Type out all the records word for word. Any pictures are to be left out.

╭──

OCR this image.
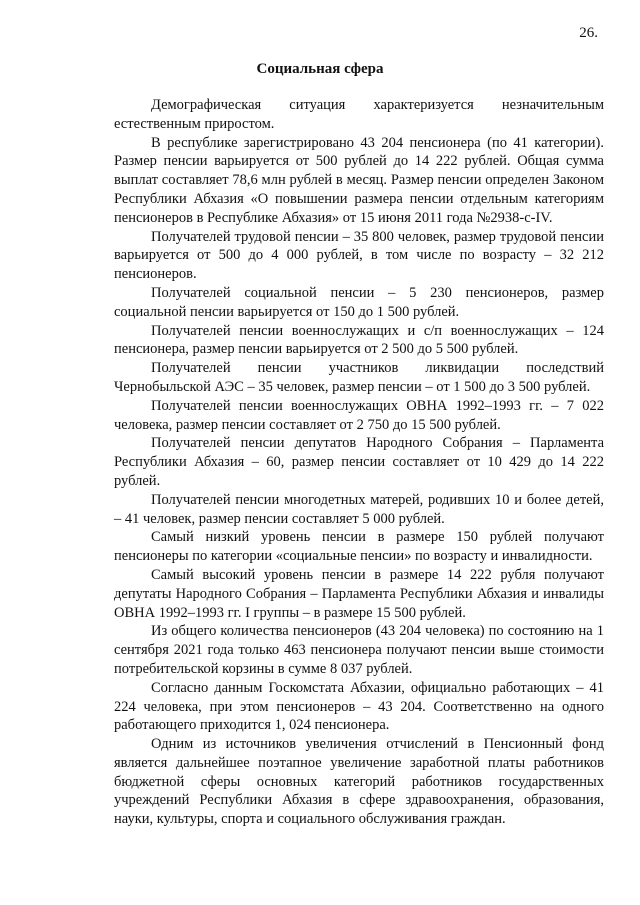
26.
Социальная сфера

Демографическая ситуация характеризуется незначительным естественным приростом.

В республике зарегистрировано 43 204 пенсионера (по 41 категории). Размер пенсии варьируется от 500 рублей до 14 222 рублей. Общая сумма выплат составляет 78,6 млн рублей в месяц. Размер пенсии определен Законом Республики Абхазия «О повышении размера пенсии отдельным категориям пенсионеров в Республике Абхазия» от 15 июня 2011 года №2938-с-IV.

Получателей трудовой пенсии – 35 800 человек, размер трудовой пенсии варьируется от 500 до 4 000 рублей, в том числе по возрасту – 32 212 пенсионеров.

Получателей социальной пенсии – 5 230 пенсионеров, размер социальной пенсии варьируется от 150 до 1 500 рублей.

Получателей пенсии военнослужащих и с/п военнослужащих – 124 пенсионера, размер пенсии варьируется от 2 500 до 5 500 рублей.

Получателей пенсии участников ликвидации последствий Чернобыльской АЭС – 35 человек, размер пенсии – от 1 500 до 3 500 рублей.

Получателей пенсии военнослужащих ОВНА 1992–1993 гг. – 7 022 человека, размер пенсии составляет от 2 750 до 15 500 рублей.

Получателей пенсии депутатов Народного Собрания – Парламента Республики Абхазия – 60, размер пенсии составляет от 10 429 до 14 222 рублей.

Получателей пенсии многодетных матерей, родивших 10 и более детей, – 41 человек, размер пенсии составляет 5 000 рублей.

Самый низкий уровень пенсии в размере 150 рублей получают пенсионеры по категории «социальные пенсии» по возрасту и инвалидности.

Самый высокий уровень пенсии в размере 14 222 рубля получают депутаты Народного Собрания – Парламента Республики Абхазия и инвалиды ОВНА 1992–1993 гг. I группы – в размере 15 500 рублей.

Из общего количества пенсионеров (43 204 человека) по состоянию на 1 сентября 2021 года только 463 пенсионера получают пенсии выше стоимости потребительской корзины в сумме 8 037 рублей.

Согласно данным Госкомстата Абхазии, официально работающих – 41 224 человека, при этом пенсионеров – 43 204. Соответственно на одного работающего приходится 1, 024 пенсионера.

Одним из источников увеличения отчислений в Пенсионный фонд является дальнейшее поэтапное увеличение заработной платы работников бюджетной сферы основных категорий работников государственных учреждений Республики Абхазия в сфере здравоохранения, образования, науки, культуры, спорта и социального обслуживания граждан.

╰──

→ **Complete output**:
OCR this image.
26.
Социальная сфера

Демографическая ситуация характеризуется незначительным естественным приростом.

В республике зарегистрировано 43 204 пенсионера (по 41 категории). Размер пенсии варьируется от 500 рублей до 14 222 рублей. Общая сумма выплат составляет 78,6 млн рублей в месяц. Размер пенсии определен Законом Республики Абхазия «О повышении размера пенсии отдельным категориям пенсионеров в Республике Абхазия» от 15 июня 2011 года №2938-с-IV.

Получателей трудовой пенсии – 35 800 человек, размер трудовой пенсии варьируется от 500 до 4 000 рублей, в том числе по возрасту – 32 212 пенсионеров.

Получателей социальной пенсии – 5 230 пенсионеров, размер социальной пенсии варьируется от 150 до 1 500 рублей.

Получателей пенсии военнослужащих и с/п военнослужащих – 124 пенсионера, размер пенсии варьируется от 2 500 до 5 500 рублей.

Получателей пенсии участников ликвидации последствий Чернобыльской АЭС – 35 человек, размер пенсии – от 1 500 до 3 500 рублей.

Получателей пенсии военнослужащих ОВНА 1992–1993 гг. – 7 022 человека, размер пенсии составляет от 2 750 до 15 500 рублей.

Получателей пенсии депутатов Народного Собрания – Парламента Республики Абхазия – 60, размер пенсии составляет от 10 429 до 14 222 рублей.

Получателей пенсии многодетных матерей, родивших 10 и более детей, – 41 человек, размер пенсии составляет 5 000 рублей.

Самый низкий уровень пенсии в размере 150 рублей получают пенсионеры по категории «социальные пенсии» по возрасту и инвалидности.

Самый высокий уровень пенсии в размере 14 222 рубля получают депутаты Народного Собрания – Парламента Республики Абхазия и инвалиды ОВНА 1992–1993 гг. I группы – в размере 15 500 рублей.

Из общего количества пенсионеров (43 204 человека) по состоянию на 1 сентября 2021 года только 463 пенсионера получают пенсии выше стоимости потребительской корзины в сумме 8 037 рублей.

Согласно данным Госкомстата Абхазии, официально работающих – 41 224 человека, при этом пенсионеров – 43 204. Соответственно на одного работающего приходится 1, 024 пенсионера.

Одним из источников увеличения отчислений в Пенсионный фонд является дальнейшее поэтапное увеличение заработной платы работников бюджетной сферы основных категорий работников государственных учреждений Республики Абхазия в сфере здравоохранения, образования, науки, культуры, спорта и социального обслуживания граждан.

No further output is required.